Task brief
Below is a block of records. Copy every line in it that contains the word "color".

┄┄┄┄┄┄┄┄┄┄┄┄┄┄┄┄┄┄┄┄

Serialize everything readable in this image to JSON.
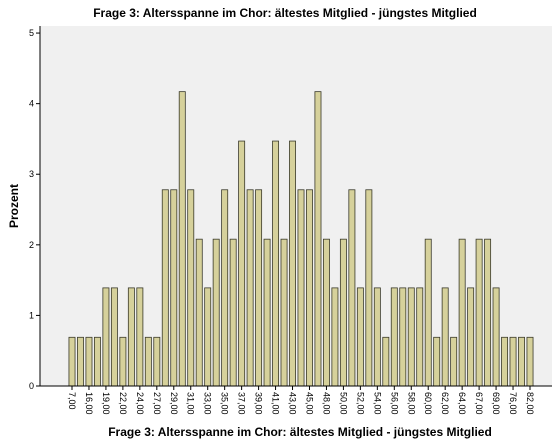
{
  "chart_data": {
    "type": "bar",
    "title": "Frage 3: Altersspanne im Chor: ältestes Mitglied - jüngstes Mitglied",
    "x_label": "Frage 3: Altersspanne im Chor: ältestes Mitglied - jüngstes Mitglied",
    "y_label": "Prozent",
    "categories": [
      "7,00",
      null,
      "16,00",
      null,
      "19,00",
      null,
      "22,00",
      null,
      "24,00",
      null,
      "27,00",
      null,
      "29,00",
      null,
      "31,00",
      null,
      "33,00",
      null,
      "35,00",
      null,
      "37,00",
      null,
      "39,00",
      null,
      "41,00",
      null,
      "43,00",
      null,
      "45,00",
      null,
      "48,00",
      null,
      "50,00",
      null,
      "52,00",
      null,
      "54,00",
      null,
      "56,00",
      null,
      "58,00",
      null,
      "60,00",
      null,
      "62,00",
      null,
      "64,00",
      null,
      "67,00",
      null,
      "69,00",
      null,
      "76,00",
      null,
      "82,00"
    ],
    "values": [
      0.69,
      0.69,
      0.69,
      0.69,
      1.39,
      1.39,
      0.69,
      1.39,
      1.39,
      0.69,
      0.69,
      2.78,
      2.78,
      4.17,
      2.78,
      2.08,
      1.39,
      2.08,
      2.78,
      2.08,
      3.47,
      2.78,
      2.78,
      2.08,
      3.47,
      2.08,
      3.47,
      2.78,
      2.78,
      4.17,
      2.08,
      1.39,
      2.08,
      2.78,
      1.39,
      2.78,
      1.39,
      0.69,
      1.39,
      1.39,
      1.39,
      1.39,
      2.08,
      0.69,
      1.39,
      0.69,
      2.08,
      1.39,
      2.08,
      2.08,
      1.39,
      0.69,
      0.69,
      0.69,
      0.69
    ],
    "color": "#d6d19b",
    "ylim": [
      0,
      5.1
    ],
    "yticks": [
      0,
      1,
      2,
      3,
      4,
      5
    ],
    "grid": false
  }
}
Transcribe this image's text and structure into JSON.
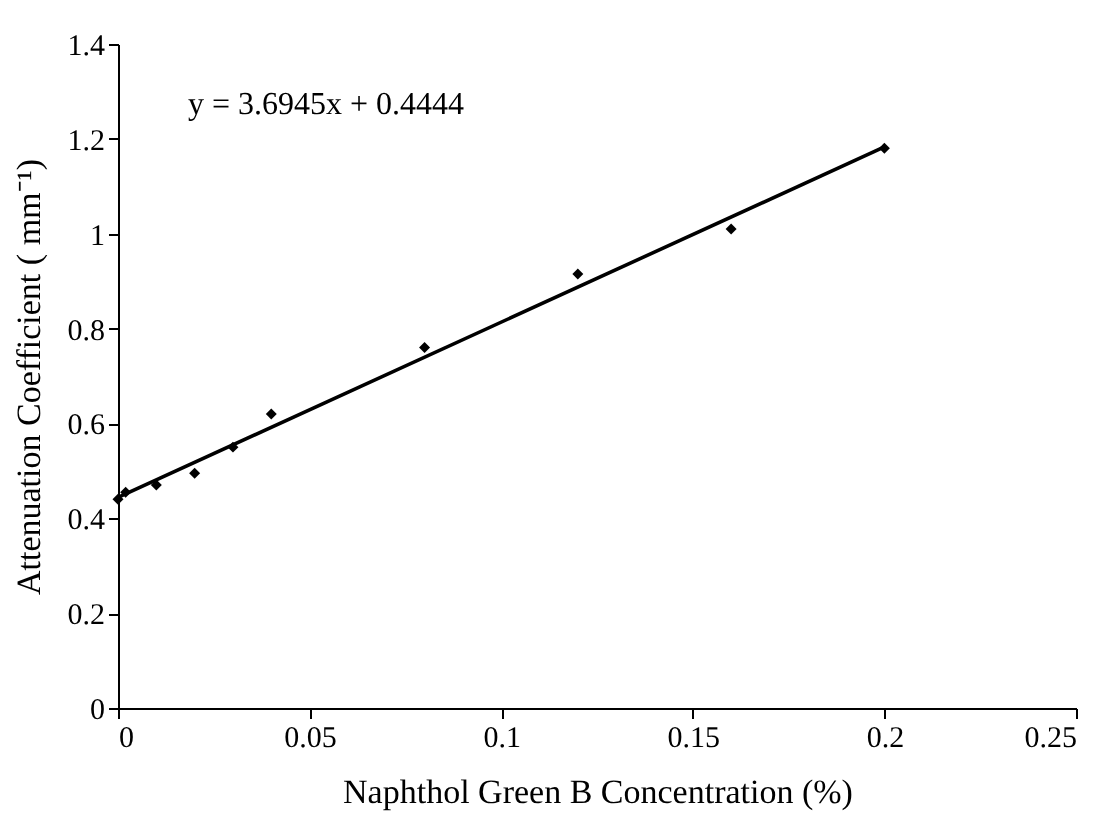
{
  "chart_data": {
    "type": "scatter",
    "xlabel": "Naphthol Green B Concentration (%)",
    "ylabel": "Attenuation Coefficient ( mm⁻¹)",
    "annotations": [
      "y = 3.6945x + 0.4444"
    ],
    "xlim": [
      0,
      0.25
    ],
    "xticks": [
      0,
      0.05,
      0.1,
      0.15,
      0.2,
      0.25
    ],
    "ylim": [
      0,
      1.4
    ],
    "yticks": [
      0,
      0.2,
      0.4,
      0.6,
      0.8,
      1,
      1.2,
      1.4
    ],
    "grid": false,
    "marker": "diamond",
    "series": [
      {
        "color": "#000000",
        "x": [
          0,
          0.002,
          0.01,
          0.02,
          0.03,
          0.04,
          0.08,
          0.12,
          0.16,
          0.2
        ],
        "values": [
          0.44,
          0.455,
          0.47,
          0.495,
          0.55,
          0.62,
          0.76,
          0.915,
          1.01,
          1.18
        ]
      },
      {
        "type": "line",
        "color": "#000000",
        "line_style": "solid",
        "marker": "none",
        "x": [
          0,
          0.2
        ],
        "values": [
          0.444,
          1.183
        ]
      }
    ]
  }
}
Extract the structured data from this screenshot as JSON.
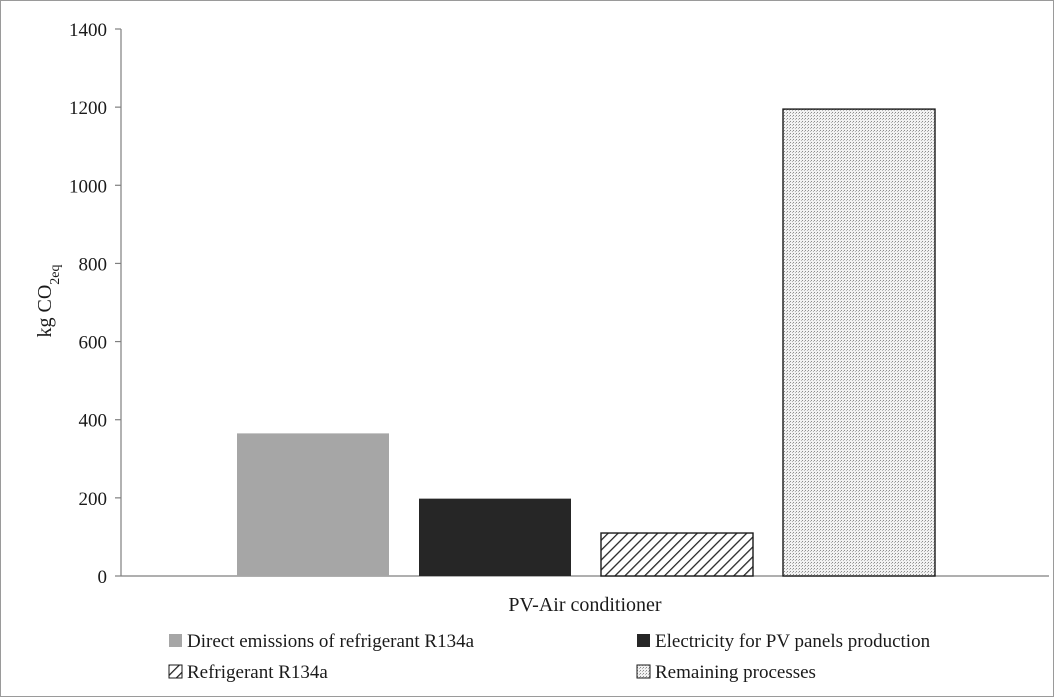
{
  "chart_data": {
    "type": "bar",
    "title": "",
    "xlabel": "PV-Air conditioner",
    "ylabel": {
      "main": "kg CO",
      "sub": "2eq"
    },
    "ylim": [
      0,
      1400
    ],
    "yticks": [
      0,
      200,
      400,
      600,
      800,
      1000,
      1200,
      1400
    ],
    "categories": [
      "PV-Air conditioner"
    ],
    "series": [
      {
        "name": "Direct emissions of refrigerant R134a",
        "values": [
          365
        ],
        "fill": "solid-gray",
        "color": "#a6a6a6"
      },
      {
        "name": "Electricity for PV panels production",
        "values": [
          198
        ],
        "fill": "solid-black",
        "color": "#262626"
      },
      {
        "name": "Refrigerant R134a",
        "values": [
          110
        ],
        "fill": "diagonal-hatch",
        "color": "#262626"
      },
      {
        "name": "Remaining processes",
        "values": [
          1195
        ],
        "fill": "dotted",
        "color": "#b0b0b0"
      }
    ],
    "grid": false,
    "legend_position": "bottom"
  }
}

┄┄┄┄┄┄┄┄┄┄┄┄┄┄┄┄┄┄┄┄

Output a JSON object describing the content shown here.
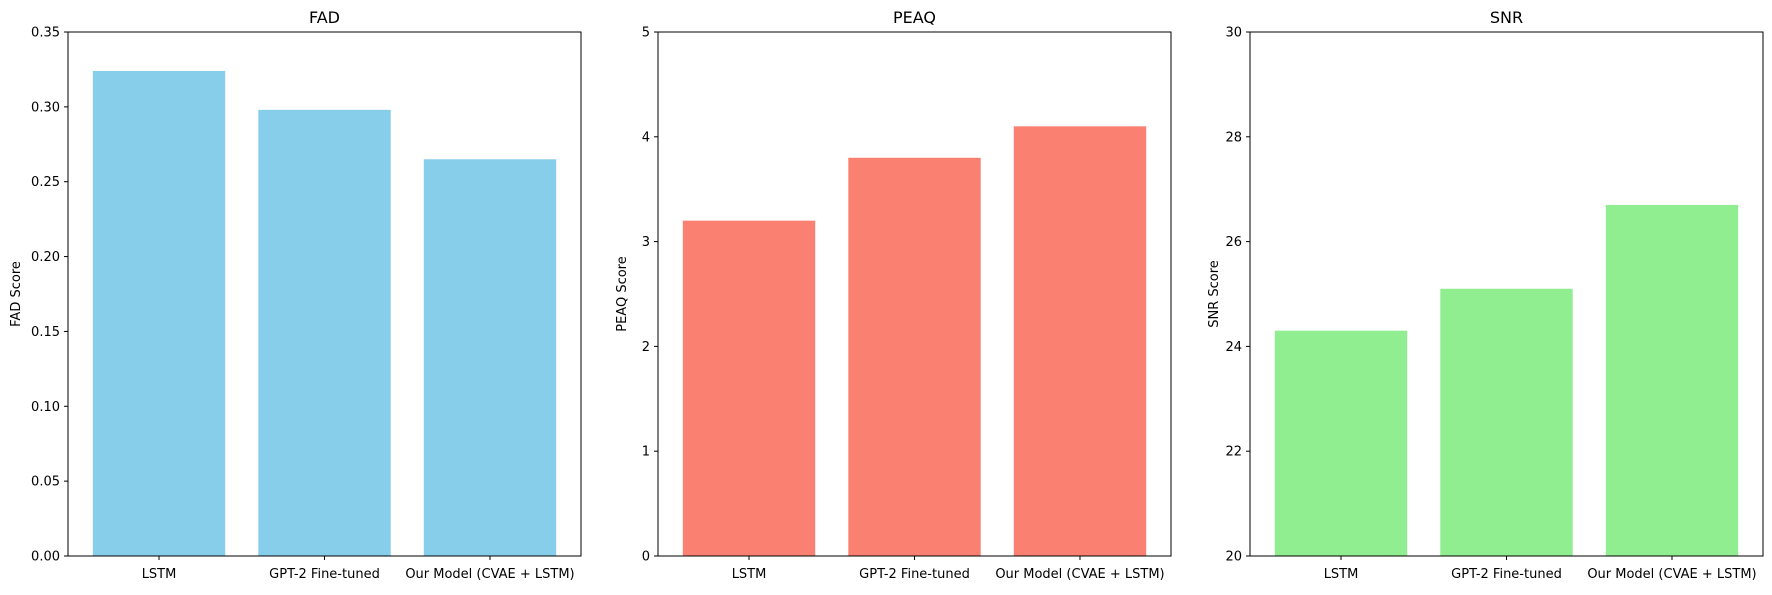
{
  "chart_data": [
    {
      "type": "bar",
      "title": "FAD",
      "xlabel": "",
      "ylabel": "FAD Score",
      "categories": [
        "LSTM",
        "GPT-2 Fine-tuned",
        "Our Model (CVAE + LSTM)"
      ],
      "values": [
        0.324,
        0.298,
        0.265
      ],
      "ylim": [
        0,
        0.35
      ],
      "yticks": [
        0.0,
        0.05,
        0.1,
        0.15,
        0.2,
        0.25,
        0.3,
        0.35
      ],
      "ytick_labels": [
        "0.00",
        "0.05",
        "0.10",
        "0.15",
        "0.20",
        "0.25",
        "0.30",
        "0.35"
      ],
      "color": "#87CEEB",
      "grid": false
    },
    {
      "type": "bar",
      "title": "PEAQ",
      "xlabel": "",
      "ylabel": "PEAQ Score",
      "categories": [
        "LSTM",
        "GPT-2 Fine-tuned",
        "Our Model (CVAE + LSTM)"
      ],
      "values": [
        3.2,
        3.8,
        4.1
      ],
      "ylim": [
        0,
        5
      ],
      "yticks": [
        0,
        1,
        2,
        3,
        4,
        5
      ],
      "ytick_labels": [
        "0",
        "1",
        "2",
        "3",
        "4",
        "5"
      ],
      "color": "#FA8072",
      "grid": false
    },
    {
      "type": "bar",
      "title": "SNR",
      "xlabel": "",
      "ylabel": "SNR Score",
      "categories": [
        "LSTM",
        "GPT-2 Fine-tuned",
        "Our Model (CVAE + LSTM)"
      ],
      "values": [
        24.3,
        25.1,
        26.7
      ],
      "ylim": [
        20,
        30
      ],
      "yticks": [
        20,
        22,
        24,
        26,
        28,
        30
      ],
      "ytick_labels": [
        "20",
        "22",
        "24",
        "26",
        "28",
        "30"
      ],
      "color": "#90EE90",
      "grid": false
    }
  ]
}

┄┄┄┄┄┄┄┄┄┄┄┄┄┄┄┄┄┄┄┄

In response
    "color": "#d6d19b",
        "color": "#000000",
        "color": "#000000",
        "color": "#a6a6a6"
        "color": "#262626"
        "color": "#262626"
        "color": "#b0b0b0"
      "color": "#87CEEB",
      "color": "#FA8072",
      "color": "#90EE90",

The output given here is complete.